» SUPPLIED INFORMATION
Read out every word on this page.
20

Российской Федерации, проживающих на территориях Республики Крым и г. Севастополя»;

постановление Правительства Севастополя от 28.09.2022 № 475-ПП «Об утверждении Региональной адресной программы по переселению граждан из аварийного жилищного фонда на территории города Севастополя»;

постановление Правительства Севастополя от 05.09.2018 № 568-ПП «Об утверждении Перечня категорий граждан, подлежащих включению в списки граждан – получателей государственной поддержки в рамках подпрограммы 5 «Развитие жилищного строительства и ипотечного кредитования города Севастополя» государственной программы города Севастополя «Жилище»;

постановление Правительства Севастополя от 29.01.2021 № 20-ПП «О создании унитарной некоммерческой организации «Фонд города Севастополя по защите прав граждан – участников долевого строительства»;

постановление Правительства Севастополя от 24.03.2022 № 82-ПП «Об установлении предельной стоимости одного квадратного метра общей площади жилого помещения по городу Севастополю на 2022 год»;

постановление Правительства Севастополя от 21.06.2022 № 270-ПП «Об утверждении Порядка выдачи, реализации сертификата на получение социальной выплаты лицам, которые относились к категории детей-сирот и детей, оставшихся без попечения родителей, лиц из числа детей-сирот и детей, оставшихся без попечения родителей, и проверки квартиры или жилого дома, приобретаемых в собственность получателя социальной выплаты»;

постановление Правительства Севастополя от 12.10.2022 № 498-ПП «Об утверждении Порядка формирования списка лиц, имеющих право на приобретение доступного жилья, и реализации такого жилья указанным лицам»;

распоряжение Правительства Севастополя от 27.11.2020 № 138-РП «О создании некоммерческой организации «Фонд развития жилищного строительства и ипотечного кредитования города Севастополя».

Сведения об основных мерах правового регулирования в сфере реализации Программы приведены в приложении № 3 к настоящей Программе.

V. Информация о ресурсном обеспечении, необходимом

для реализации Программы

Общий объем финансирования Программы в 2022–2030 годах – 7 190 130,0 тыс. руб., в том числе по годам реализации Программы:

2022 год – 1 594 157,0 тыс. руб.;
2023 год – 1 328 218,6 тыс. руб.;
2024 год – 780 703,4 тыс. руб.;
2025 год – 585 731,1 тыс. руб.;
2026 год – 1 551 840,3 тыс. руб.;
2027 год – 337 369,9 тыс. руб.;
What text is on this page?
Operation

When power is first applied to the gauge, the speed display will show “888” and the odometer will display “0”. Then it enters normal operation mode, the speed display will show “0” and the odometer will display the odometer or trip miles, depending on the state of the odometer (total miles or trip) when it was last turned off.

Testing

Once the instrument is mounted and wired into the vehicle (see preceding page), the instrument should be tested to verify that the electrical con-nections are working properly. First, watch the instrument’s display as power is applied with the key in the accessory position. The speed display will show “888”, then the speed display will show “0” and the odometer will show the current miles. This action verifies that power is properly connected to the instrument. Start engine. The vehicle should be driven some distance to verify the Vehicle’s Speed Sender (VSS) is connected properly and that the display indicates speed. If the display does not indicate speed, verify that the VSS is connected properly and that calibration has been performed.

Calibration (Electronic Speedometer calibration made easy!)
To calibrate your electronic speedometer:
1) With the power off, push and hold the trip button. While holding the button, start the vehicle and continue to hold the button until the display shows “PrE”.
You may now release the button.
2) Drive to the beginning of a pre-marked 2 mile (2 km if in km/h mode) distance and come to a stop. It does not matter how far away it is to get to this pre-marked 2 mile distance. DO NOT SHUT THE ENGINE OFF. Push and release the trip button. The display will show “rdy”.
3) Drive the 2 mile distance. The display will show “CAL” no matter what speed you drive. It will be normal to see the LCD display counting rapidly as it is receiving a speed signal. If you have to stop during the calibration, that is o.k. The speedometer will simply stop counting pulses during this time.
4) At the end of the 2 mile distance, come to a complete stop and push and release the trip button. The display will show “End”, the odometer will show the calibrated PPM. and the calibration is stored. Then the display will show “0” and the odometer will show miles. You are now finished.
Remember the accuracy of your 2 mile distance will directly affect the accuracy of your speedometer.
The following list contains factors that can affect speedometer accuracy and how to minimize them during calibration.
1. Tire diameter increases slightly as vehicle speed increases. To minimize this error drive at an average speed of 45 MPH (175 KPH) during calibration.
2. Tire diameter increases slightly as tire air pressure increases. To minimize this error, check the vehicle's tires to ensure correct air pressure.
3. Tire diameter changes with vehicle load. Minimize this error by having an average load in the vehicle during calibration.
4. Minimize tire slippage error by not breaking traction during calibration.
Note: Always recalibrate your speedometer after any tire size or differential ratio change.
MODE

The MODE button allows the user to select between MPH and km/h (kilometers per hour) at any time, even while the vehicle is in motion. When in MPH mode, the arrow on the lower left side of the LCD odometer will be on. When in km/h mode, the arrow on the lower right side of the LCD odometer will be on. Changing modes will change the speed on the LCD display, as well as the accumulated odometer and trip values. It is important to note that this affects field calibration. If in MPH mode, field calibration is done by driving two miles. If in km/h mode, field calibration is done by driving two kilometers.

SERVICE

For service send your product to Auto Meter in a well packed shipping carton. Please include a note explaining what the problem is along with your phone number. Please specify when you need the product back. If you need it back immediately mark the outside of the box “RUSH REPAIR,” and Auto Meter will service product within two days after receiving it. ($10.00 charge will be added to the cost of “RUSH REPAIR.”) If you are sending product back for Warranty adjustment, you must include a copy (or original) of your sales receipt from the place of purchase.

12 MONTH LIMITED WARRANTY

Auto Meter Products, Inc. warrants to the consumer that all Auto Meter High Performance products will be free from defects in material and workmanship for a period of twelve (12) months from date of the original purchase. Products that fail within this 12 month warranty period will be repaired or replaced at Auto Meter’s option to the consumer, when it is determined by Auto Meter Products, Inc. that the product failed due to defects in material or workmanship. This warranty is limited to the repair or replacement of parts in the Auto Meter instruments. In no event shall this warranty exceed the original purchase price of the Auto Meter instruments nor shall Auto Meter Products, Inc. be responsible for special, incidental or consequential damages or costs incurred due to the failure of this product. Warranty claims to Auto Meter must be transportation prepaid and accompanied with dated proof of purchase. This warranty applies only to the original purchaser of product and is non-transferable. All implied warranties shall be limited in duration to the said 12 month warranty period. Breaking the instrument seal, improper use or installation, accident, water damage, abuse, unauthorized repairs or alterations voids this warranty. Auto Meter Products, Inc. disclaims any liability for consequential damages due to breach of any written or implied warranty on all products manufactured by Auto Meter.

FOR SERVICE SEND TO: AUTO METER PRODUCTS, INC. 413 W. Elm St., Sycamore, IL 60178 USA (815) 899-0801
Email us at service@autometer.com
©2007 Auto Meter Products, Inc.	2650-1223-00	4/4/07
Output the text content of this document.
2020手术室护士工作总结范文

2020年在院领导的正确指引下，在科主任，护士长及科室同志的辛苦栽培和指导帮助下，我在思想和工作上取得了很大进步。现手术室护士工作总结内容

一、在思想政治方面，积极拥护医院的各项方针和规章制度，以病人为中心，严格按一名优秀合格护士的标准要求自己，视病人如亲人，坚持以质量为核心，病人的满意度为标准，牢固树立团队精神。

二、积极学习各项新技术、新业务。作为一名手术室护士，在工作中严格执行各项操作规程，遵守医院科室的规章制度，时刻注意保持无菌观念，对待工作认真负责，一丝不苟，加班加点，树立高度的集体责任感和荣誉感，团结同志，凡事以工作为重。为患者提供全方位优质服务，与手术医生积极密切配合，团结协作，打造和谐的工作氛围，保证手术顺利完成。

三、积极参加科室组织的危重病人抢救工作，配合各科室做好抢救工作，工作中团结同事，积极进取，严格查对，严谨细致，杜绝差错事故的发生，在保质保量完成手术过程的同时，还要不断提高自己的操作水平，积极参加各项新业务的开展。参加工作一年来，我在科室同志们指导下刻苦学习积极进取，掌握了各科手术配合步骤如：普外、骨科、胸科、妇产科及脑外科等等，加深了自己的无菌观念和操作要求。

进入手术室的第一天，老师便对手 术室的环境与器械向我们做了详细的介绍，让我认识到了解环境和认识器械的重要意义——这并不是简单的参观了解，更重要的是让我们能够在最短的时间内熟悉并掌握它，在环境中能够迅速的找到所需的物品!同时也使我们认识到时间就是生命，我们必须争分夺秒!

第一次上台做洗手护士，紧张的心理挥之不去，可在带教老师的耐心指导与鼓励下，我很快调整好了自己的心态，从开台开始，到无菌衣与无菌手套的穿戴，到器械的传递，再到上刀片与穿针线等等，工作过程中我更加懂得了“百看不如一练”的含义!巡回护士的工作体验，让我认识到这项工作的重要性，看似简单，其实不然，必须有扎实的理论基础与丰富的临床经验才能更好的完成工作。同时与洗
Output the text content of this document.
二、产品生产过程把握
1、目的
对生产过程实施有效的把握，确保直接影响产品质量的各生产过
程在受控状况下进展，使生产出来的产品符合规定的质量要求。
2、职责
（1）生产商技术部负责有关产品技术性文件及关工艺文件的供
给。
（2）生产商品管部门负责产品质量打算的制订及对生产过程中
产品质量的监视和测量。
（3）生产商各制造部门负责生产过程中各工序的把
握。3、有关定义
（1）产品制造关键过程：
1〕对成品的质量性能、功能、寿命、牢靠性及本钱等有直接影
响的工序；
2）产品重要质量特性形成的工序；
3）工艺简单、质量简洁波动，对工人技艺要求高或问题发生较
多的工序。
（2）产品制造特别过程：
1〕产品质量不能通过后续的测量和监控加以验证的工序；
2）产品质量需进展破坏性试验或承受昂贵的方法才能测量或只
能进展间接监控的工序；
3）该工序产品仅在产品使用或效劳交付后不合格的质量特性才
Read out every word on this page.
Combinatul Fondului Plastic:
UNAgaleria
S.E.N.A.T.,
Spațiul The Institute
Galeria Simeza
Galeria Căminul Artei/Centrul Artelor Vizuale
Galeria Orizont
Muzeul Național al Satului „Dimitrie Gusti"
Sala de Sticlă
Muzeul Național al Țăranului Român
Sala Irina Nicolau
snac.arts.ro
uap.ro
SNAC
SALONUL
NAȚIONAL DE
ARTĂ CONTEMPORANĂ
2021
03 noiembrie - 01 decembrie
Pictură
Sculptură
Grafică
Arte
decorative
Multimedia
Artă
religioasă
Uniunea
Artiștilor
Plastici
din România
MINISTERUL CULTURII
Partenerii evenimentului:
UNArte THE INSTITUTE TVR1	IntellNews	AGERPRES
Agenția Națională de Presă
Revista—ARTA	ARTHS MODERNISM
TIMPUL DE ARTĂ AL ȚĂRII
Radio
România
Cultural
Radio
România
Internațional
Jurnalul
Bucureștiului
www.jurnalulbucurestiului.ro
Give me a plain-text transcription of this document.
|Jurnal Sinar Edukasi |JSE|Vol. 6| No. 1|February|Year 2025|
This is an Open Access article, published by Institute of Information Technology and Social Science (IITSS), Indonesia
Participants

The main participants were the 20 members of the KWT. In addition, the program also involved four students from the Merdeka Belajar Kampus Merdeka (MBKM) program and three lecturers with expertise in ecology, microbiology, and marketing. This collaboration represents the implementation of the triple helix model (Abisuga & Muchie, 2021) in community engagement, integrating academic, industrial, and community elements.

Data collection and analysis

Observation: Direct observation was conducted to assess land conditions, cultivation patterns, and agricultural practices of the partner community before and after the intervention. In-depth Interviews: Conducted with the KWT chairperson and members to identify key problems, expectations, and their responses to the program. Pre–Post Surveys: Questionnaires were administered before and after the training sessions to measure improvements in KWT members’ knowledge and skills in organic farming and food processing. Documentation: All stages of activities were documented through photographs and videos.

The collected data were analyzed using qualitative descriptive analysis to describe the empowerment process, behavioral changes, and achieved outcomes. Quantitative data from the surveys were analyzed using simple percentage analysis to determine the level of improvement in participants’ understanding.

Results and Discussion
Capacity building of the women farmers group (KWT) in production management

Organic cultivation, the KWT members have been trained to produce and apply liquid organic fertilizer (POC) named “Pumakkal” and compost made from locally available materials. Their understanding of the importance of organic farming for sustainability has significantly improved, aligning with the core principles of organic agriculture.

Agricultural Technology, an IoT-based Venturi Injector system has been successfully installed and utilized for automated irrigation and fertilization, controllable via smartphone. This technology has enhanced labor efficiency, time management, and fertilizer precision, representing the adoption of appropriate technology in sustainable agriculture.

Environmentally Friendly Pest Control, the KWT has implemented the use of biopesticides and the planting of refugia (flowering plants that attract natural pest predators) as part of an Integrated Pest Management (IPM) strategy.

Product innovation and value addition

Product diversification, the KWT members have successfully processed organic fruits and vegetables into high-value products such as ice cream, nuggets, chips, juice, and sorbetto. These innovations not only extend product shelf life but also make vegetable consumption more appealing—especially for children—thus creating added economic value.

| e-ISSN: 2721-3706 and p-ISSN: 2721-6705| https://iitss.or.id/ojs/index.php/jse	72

» PROMPT
Gather up the lines containing the word "жилого" from these records and copy them.

» THE SOLUTION
постановление Правительства Севастополя от 24.03.2022 № 82-ПП «Об установлении предельной стоимости одного квадратного метра общей площади жилого помещения по городу Севастополю на 2022 год»;
постановление Правительства Севастополя от 21.06.2022 № 270-ПП «Об утверждении Порядка выдачи, реализации сертификата на получение социальной выплаты лицам, которые относились к категории детей-сирот и детей, оставшихся без попечения родителей, лиц из числа детей-сирот и детей, оставшихся без попечения родителей, и проверки квартиры или жилого дома, приобретаемых в собственность получателя социальной выплаты»;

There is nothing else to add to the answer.